What you are asked to do: For each line of the data below that holds "type", copy the line.

====

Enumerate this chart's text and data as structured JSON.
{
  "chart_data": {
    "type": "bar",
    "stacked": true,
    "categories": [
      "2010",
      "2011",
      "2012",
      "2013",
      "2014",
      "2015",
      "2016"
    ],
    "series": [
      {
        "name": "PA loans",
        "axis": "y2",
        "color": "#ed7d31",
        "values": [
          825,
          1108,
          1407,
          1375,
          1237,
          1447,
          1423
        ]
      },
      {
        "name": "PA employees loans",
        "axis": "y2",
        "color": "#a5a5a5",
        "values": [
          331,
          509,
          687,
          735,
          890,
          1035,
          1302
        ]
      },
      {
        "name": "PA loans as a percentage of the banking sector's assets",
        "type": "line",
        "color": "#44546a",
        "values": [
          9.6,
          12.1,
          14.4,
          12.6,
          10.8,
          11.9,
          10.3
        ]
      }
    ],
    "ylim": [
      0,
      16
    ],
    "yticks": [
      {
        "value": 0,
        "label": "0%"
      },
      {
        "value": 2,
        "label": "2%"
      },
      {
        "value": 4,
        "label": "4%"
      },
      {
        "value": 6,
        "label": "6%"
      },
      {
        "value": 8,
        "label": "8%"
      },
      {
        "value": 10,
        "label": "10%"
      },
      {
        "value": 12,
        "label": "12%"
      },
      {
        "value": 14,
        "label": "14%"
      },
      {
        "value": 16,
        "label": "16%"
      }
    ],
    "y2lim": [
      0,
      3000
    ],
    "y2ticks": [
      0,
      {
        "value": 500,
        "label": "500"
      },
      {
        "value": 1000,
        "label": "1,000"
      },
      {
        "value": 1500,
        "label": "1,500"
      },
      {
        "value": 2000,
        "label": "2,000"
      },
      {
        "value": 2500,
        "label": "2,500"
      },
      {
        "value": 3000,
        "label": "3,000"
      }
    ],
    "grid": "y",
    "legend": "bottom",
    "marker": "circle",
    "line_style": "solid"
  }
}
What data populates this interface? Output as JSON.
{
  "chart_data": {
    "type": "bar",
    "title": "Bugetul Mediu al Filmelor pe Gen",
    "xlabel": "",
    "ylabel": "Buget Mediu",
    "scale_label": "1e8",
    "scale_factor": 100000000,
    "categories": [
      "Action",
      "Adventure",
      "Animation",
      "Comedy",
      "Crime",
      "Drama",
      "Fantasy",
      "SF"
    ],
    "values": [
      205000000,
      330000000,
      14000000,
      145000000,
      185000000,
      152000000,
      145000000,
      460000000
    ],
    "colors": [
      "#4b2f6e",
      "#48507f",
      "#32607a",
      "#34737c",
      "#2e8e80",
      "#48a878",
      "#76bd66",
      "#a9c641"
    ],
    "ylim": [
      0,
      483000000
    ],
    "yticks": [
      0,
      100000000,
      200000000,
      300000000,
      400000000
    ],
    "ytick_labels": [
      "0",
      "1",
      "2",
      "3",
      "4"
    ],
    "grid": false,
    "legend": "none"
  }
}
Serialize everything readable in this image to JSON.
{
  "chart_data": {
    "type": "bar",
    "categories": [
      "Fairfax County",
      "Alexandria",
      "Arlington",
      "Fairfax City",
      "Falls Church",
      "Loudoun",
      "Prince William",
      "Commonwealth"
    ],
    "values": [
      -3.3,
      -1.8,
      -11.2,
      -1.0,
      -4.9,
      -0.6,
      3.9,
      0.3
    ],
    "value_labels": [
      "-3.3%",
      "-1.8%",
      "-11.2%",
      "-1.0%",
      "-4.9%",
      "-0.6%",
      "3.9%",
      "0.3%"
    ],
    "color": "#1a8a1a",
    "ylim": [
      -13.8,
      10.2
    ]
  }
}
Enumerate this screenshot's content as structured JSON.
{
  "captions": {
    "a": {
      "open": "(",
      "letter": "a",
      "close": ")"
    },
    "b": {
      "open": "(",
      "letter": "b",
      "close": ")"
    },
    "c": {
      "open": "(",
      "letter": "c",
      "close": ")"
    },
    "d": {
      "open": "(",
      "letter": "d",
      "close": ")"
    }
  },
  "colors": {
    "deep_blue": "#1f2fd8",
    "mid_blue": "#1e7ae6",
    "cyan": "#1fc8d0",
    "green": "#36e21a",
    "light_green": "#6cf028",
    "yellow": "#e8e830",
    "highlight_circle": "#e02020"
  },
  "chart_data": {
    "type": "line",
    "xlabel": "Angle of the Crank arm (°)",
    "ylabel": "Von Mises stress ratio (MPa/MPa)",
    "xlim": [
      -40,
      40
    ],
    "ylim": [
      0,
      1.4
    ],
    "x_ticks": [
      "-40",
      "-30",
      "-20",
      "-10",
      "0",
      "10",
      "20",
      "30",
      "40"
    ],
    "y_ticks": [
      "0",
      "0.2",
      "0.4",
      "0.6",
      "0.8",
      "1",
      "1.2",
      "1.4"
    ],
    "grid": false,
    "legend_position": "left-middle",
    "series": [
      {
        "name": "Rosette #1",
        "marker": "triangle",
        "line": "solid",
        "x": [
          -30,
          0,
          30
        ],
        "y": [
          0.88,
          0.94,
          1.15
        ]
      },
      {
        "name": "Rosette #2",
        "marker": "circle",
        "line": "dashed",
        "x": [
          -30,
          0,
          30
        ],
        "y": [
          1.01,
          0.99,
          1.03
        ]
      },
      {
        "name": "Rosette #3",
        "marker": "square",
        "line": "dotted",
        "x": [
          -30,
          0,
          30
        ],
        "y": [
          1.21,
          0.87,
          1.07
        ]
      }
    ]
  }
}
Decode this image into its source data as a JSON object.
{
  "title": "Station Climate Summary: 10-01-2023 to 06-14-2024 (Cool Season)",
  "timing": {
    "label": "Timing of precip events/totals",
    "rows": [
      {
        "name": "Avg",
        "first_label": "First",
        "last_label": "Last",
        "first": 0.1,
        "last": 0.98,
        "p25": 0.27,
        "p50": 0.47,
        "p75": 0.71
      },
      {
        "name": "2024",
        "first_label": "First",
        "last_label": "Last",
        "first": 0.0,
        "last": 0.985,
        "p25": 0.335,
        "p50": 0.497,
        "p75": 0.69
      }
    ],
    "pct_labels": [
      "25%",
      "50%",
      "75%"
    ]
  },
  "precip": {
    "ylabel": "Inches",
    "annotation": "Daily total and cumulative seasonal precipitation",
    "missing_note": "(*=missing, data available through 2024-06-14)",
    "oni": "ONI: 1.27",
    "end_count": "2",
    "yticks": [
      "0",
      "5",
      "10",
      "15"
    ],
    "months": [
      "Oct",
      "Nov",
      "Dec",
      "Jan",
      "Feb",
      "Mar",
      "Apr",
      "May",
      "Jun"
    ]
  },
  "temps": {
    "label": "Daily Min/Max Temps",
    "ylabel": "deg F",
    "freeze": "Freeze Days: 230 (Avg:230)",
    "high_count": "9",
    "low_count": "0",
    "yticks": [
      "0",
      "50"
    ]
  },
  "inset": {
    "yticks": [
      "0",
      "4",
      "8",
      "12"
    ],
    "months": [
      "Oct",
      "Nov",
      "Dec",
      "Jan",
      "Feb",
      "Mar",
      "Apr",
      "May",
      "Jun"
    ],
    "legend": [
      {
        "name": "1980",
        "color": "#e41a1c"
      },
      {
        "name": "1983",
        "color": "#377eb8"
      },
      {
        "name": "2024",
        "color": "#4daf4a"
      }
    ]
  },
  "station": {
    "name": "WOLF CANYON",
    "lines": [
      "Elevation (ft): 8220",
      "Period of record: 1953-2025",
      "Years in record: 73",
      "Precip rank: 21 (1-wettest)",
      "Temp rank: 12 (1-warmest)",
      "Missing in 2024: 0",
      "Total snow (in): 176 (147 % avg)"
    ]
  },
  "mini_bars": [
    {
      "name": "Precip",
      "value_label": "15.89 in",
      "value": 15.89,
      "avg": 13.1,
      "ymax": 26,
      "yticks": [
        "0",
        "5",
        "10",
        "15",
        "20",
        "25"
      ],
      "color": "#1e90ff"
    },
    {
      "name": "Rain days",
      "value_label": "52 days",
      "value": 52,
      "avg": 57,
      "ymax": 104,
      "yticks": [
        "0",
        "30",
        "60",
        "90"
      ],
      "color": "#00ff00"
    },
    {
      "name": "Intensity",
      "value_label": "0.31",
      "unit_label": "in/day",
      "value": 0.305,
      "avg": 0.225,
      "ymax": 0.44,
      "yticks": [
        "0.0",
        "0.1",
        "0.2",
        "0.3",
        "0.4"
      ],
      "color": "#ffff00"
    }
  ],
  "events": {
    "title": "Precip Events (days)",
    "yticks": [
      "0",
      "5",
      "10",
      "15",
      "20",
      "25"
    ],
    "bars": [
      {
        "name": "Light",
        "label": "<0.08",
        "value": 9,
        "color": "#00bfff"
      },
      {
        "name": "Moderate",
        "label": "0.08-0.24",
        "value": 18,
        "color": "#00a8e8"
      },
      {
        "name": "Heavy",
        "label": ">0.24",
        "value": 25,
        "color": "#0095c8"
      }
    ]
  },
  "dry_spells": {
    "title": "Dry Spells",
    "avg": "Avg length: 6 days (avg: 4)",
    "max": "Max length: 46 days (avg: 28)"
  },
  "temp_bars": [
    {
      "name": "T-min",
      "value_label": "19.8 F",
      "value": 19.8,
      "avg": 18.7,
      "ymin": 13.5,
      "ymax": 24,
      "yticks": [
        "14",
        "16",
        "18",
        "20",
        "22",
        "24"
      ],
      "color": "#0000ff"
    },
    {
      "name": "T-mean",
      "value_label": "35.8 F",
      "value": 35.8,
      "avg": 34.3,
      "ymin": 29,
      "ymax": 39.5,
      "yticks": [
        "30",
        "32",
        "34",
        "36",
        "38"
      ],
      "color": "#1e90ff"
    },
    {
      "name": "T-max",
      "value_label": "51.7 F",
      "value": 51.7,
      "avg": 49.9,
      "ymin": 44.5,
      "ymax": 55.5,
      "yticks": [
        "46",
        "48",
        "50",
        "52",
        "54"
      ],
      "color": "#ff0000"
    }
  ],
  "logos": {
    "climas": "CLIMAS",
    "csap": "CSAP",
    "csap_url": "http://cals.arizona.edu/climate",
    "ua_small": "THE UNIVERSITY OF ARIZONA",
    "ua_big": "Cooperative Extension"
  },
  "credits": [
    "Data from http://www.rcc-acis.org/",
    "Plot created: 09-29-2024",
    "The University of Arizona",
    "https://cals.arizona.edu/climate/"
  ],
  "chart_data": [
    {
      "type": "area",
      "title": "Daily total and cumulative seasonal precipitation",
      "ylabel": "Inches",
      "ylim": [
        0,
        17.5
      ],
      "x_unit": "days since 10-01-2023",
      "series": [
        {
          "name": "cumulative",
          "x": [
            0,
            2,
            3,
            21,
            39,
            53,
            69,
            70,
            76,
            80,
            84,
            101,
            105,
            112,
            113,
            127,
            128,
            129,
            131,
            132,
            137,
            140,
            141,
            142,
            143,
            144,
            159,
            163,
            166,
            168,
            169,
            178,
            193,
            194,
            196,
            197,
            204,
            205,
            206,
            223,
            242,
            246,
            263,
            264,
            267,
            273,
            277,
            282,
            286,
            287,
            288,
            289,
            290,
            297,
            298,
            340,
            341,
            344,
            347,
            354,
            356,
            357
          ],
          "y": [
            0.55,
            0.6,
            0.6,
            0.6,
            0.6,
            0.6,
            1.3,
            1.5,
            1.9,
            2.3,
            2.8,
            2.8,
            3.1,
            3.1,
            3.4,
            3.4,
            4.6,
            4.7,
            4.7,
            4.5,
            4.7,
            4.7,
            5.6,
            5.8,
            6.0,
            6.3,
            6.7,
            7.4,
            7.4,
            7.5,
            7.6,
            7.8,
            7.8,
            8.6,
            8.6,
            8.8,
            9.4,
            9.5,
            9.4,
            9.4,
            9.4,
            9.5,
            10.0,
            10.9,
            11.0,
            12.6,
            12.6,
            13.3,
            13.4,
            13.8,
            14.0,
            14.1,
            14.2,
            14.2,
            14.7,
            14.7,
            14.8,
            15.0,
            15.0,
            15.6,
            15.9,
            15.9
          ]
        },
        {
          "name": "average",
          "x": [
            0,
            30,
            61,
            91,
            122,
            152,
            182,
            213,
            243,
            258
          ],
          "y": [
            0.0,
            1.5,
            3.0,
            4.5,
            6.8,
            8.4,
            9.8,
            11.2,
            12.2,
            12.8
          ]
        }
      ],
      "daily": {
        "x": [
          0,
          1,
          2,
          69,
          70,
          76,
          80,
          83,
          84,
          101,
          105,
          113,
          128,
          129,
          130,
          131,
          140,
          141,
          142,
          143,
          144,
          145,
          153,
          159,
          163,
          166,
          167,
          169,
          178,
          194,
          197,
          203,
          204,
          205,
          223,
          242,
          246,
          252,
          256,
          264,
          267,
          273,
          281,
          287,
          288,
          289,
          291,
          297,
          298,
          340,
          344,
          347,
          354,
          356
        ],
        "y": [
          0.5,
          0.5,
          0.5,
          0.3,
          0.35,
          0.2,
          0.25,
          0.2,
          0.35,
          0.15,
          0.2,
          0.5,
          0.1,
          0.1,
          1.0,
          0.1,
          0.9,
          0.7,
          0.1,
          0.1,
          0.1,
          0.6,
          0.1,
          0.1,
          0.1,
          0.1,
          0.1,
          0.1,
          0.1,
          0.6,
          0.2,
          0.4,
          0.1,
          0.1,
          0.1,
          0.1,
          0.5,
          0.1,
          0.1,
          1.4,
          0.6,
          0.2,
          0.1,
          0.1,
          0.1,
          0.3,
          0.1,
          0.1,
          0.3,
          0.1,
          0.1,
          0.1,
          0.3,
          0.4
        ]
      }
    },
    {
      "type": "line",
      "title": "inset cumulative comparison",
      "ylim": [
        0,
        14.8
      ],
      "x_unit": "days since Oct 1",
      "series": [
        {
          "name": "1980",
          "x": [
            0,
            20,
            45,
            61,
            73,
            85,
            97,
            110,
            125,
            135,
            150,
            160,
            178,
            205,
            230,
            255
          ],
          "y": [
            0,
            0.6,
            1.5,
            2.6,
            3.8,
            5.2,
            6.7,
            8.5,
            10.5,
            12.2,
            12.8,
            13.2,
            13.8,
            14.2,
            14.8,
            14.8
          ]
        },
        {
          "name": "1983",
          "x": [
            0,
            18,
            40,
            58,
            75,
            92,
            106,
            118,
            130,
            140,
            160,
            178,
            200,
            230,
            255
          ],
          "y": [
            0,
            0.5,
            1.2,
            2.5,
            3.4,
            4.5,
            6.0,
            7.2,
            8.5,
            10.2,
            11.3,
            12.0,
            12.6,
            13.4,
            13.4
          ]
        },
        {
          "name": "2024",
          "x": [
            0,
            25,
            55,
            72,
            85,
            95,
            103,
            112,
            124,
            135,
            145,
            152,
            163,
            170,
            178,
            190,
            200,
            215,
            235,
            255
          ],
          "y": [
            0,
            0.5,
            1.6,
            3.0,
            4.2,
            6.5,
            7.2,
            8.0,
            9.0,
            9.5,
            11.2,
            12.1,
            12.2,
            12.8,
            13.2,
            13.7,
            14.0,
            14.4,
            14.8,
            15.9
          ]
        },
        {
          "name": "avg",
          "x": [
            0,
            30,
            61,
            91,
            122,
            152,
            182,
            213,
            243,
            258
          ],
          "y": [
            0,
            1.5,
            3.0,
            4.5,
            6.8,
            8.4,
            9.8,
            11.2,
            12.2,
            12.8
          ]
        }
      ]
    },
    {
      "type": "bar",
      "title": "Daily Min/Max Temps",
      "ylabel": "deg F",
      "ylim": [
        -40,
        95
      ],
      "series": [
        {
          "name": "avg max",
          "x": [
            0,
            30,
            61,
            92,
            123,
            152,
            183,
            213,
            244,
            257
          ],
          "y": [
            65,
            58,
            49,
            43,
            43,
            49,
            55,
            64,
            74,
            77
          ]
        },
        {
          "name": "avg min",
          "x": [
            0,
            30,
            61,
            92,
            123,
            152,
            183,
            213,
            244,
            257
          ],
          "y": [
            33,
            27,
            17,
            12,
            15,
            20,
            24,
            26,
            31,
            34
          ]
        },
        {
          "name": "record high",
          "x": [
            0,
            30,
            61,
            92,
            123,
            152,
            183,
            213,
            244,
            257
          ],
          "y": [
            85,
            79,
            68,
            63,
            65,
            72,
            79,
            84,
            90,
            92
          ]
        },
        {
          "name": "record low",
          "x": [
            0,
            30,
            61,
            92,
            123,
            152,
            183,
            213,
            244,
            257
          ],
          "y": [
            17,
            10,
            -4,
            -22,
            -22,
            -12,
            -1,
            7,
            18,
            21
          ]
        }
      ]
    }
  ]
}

====

Task answer:
    "type": "bar",
        "type": "line",
    "type": "bar",
    "type": "bar",
    "type": "line",
      "type": "area",
      "type": "line",
      "type": "bar",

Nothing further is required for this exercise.